Start

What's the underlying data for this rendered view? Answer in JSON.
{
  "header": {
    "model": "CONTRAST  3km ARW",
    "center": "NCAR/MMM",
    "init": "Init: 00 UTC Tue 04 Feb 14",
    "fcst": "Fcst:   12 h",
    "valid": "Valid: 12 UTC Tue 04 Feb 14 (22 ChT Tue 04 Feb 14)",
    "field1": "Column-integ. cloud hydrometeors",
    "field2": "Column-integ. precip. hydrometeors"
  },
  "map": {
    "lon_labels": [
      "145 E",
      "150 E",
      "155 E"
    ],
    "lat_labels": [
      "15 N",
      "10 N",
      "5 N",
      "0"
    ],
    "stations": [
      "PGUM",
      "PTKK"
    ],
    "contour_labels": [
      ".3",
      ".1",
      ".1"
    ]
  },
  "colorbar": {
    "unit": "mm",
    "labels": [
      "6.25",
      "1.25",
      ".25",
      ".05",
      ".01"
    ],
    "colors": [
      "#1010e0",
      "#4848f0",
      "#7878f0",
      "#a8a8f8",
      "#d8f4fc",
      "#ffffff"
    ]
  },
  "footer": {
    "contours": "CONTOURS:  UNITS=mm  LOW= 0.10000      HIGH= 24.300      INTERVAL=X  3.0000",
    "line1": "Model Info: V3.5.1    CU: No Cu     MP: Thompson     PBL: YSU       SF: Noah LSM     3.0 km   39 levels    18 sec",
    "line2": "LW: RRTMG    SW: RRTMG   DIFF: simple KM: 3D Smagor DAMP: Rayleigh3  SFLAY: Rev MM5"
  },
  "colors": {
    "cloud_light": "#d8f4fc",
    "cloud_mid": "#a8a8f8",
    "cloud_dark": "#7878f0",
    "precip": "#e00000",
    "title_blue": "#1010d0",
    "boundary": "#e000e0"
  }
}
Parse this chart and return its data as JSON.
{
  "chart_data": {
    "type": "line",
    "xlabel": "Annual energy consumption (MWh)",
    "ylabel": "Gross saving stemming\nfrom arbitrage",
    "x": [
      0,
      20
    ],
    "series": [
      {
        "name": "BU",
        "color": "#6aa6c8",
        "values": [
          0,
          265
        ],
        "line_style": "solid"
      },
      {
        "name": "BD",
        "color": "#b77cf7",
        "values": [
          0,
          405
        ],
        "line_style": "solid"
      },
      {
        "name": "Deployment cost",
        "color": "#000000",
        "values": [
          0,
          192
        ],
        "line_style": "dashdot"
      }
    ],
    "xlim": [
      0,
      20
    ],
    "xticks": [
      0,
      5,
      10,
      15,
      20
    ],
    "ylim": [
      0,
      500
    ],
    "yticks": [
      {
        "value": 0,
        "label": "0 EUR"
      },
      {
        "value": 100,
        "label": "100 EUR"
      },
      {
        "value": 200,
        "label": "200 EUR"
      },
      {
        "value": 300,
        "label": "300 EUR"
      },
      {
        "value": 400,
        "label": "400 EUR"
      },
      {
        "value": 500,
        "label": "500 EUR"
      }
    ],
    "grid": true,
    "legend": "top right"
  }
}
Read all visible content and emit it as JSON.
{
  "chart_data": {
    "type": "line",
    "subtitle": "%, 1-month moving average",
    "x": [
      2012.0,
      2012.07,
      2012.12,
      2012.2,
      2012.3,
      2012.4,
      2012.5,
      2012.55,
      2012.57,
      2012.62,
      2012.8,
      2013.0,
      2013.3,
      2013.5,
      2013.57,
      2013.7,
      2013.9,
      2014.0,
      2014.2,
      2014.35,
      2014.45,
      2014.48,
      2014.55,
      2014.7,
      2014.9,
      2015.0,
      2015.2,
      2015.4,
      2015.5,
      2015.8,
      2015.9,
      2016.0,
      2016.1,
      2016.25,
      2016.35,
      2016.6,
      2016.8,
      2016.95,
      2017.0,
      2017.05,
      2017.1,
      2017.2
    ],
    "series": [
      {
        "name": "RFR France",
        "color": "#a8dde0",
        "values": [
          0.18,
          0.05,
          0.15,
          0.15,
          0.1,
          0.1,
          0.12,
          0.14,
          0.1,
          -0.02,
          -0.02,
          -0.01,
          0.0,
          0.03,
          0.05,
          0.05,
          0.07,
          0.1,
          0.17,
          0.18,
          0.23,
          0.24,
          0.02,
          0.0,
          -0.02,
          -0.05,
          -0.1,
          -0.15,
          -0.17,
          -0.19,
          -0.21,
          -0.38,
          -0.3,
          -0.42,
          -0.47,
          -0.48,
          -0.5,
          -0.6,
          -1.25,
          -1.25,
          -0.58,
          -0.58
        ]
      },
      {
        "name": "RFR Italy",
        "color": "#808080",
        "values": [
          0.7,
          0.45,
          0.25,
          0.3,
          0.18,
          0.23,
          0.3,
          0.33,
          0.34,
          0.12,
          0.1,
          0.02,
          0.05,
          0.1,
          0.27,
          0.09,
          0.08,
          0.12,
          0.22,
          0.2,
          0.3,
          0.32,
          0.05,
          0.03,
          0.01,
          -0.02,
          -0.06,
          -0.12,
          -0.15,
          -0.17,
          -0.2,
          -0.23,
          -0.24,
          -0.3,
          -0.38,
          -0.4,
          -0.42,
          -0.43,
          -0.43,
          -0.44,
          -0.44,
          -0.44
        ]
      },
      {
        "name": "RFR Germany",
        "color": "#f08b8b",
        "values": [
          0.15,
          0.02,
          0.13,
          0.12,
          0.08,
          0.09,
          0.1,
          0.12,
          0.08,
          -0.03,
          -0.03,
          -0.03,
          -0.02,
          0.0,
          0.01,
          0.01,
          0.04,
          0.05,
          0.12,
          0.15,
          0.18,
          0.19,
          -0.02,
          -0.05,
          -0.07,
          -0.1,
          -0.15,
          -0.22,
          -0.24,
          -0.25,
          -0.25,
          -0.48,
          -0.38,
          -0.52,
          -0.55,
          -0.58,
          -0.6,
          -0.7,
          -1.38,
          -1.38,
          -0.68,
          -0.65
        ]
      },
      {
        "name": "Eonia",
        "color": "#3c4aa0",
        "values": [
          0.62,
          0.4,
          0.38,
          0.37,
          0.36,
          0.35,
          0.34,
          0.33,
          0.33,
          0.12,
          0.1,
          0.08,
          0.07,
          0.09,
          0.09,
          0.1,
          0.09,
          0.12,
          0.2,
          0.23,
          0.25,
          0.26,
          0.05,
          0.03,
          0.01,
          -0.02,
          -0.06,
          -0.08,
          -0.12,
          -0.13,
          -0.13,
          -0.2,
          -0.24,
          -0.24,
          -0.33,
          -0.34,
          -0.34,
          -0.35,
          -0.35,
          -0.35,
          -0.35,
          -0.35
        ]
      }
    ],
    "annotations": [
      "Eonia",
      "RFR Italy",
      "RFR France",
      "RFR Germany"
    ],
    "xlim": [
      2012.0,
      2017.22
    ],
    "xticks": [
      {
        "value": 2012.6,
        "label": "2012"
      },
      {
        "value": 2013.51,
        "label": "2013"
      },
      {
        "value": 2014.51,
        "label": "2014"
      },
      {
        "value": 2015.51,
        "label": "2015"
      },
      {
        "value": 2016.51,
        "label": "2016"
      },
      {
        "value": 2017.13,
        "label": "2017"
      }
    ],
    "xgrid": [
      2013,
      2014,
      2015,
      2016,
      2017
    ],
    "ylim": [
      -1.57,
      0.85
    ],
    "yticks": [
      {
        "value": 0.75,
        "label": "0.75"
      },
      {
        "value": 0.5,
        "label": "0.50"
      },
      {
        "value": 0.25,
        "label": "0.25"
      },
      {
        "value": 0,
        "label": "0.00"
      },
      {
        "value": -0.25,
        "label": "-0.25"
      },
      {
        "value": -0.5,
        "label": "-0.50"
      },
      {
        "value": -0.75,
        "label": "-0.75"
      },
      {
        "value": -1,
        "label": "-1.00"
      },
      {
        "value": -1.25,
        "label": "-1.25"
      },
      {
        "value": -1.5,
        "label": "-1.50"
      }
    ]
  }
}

End

◆ Written request ◆
Report each line in the data that holds the word "JSON".

◆ Worked solution ◆
What's the underlying data for this rendered view? Answer in JSON.
Parse this chart and return its data as JSON.
Read all visible content and emit it as JSON.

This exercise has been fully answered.